▶ STATED PROBLEM: Make an exact copy of the entries below with the pictures removed.

▶ EXCERPTED DATA:
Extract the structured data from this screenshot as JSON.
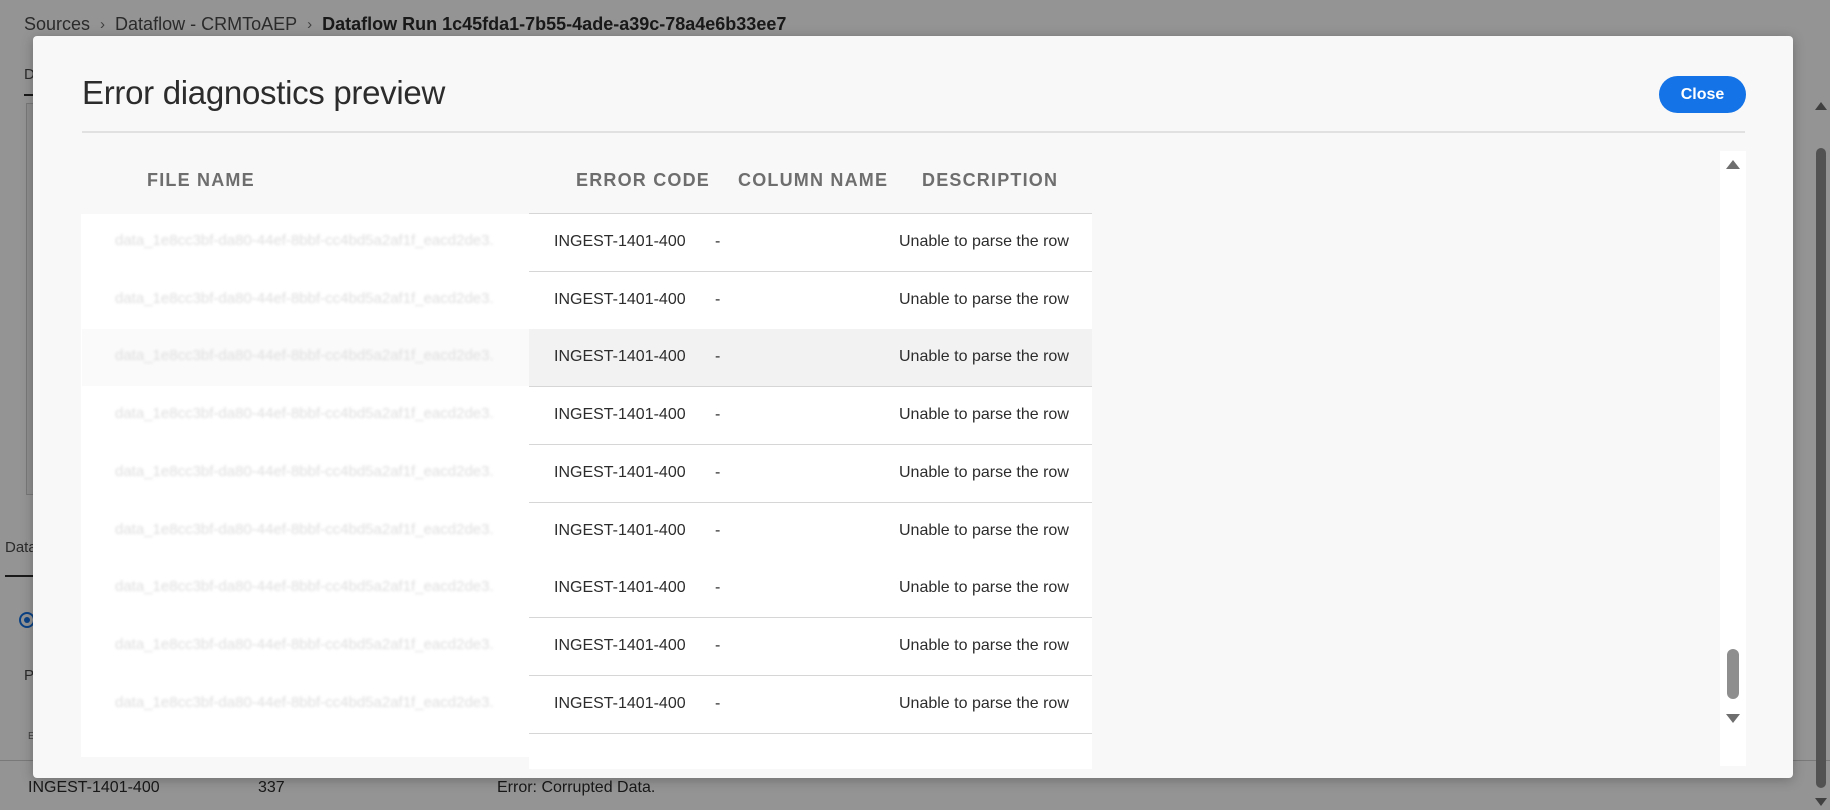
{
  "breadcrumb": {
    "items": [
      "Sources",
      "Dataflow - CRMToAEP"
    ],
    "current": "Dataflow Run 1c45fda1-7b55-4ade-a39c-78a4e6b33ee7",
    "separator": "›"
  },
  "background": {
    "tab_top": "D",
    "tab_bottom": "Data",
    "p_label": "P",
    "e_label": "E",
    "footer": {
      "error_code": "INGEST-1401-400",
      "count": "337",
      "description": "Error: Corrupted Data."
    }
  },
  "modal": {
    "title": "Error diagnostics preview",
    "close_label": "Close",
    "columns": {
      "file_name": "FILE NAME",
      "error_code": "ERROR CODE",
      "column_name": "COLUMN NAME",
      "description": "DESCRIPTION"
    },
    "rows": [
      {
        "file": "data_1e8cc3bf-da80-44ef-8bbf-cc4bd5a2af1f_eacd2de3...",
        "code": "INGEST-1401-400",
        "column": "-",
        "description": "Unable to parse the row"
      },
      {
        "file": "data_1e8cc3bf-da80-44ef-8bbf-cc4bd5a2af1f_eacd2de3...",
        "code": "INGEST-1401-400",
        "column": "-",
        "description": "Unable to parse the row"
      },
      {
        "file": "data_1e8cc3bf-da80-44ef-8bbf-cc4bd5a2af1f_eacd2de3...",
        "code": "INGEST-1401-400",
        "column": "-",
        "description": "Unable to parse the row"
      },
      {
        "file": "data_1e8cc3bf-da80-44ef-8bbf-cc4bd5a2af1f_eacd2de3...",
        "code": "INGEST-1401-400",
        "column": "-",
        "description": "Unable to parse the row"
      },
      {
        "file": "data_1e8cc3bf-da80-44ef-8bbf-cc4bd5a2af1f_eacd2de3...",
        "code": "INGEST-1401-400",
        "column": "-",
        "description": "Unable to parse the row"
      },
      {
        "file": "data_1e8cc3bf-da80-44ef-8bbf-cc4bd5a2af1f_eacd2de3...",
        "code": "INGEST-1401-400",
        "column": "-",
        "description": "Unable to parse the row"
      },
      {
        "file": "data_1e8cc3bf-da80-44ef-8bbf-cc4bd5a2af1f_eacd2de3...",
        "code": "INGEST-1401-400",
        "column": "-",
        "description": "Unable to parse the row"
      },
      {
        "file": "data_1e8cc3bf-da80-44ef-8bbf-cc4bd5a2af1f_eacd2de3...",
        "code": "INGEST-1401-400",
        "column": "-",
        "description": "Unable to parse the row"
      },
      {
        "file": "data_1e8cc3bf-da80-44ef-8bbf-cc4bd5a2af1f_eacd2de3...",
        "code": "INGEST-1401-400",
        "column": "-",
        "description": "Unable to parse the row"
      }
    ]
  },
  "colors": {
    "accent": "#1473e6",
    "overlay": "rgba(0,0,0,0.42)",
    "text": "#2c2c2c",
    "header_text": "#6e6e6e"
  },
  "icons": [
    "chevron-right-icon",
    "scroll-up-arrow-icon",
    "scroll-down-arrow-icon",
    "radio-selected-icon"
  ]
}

▶ EXERCISE ANSWER:
Extract the structured data from this screenshot as JSON.
{
  "breadcrumb": {
    "items": [
      "Sources",
      "Dataflow - CRMToAEP"
    ],
    "current": "Dataflow Run 1c45fda1-7b55-4ade-a39c-78a4e6b33ee7",
    "separator": "›"
  },
  "background": {
    "tab_top": "D",
    "tab_bottom": "Data",
    "p_label": "P",
    "e_label": "E",
    "footer": {
      "error_code": "INGEST-1401-400",
      "count": "337",
      "description": "Error: Corrupted Data."
    }
  },
  "modal": {
    "title": "Error diagnostics preview",
    "close_label": "Close",
    "columns": {
      "file_name": "FILE NAME",
      "error_code": "ERROR CODE",
      "column_name": "COLUMN NAME",
      "description": "DESCRIPTION"
    },
    "rows": [
      {
        "file": "data_1e8cc3bf-da80-44ef-8bbf-cc4bd5a2af1f_eacd2de3...",
        "code": "INGEST-1401-400",
        "column": "-",
        "description": "Unable to parse the row"
      },
      {
        "file": "data_1e8cc3bf-da80-44ef-8bbf-cc4bd5a2af1f_eacd2de3...",
        "code": "INGEST-1401-400",
        "column": "-",
        "description": "Unable to parse the row"
      },
      {
        "file": "data_1e8cc3bf-da80-44ef-8bbf-cc4bd5a2af1f_eacd2de3...",
        "code": "INGEST-1401-400",
        "column": "-",
        "description": "Unable to parse the row"
      },
      {
        "file": "data_1e8cc3bf-da80-44ef-8bbf-cc4bd5a2af1f_eacd2de3...",
        "code": "INGEST-1401-400",
        "column": "-",
        "description": "Unable to parse the row"
      },
      {
        "file": "data_1e8cc3bf-da80-44ef-8bbf-cc4bd5a2af1f_eacd2de3...",
        "code": "INGEST-1401-400",
        "column": "-",
        "description": "Unable to parse the row"
      },
      {
        "file": "data_1e8cc3bf-da80-44ef-8bbf-cc4bd5a2af1f_eacd2de3...",
        "code": "INGEST-1401-400",
        "column": "-",
        "description": "Unable to parse the row"
      },
      {
        "file": "data_1e8cc3bf-da80-44ef-8bbf-cc4bd5a2af1f_eacd2de3...",
        "code": "INGEST-1401-400",
        "column": "-",
        "description": "Unable to parse the row"
      },
      {
        "file": "data_1e8cc3bf-da80-44ef-8bbf-cc4bd5a2af1f_eacd2de3...",
        "code": "INGEST-1401-400",
        "column": "-",
        "description": "Unable to parse the row"
      },
      {
        "file": "data_1e8cc3bf-da80-44ef-8bbf-cc4bd5a2af1f_eacd2de3...",
        "code": "INGEST-1401-400",
        "column": "-",
        "description": "Unable to parse the row"
      }
    ]
  },
  "colors": {
    "accent": "#1473e6",
    "overlay": "rgba(0,0,0,0.42)",
    "text": "#2c2c2c",
    "header_text": "#6e6e6e"
  },
  "icons": [
    "chevron-right-icon",
    "scroll-up-arrow-icon",
    "scroll-down-arrow-icon",
    "radio-selected-icon"
  ]
}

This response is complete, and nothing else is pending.